──────── Material supplied

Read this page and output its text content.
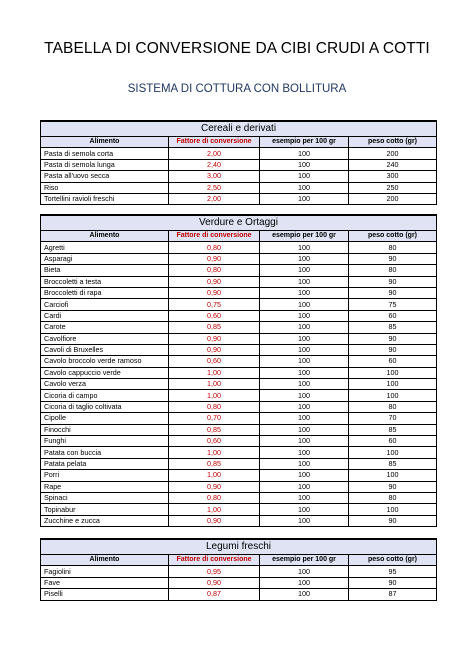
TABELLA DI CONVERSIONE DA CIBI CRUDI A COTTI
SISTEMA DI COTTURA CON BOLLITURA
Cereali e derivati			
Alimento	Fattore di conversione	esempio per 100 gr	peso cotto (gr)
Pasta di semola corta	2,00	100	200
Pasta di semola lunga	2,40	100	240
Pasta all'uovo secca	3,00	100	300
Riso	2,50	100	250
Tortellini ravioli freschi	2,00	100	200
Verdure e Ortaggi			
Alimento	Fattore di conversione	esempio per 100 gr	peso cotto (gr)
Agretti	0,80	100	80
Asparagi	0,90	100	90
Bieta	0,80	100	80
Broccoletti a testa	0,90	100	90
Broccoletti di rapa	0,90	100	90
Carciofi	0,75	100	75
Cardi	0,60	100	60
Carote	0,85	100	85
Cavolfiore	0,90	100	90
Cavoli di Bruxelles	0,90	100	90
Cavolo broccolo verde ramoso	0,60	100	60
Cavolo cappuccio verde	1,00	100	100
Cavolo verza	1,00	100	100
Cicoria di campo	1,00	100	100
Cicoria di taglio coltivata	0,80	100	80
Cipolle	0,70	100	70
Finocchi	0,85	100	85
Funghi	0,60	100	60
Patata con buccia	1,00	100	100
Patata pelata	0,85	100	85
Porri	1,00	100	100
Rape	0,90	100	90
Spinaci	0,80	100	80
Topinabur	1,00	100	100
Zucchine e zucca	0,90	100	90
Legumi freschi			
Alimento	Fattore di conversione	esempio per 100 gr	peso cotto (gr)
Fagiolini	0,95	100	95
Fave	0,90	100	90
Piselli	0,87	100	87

────────────────
──────── Material supplied

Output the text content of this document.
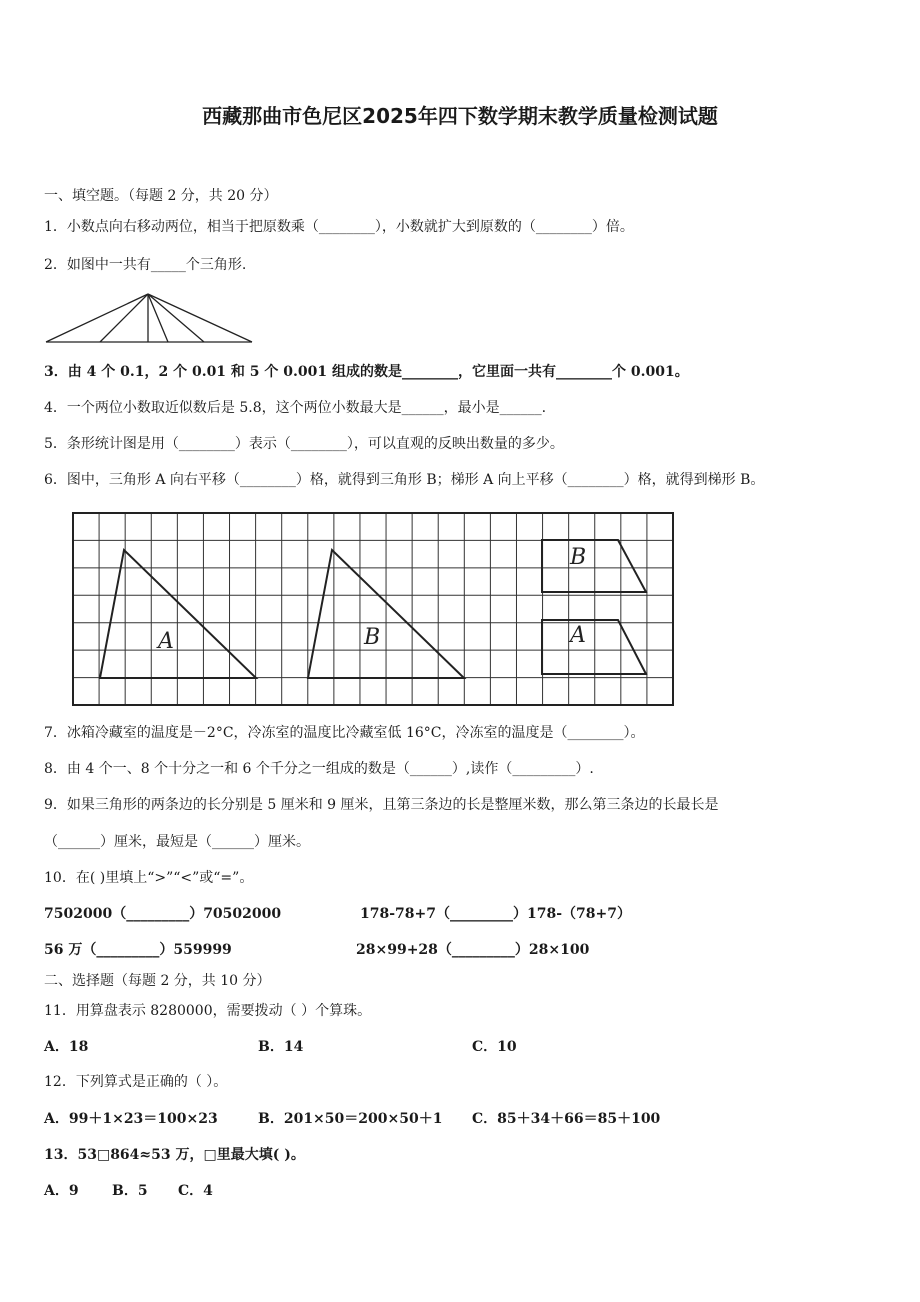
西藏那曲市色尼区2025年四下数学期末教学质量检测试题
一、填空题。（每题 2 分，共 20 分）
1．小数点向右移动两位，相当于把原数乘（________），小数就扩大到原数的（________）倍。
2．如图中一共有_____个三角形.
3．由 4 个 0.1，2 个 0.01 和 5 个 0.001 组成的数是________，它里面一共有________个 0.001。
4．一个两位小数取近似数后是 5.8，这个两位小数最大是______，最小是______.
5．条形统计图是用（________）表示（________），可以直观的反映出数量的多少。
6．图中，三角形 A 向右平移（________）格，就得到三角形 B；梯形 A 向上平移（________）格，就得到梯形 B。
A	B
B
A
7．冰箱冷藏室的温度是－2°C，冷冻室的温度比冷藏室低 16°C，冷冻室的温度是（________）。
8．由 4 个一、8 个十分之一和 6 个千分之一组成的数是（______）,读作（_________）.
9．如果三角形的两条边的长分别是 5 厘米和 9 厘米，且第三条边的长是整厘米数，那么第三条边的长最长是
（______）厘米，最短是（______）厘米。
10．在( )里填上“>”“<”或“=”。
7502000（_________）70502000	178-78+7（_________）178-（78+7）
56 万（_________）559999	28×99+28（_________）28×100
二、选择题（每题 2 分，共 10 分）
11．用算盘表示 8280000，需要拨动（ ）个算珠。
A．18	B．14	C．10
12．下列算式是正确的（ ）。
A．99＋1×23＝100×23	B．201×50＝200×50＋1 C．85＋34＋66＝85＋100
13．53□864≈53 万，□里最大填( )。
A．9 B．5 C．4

────────────────

Short exercise -
Search the data for the word "content" and copy each line where it appears.

Solution for this problem -
Read this page and output its text content.
Output the text content of this document.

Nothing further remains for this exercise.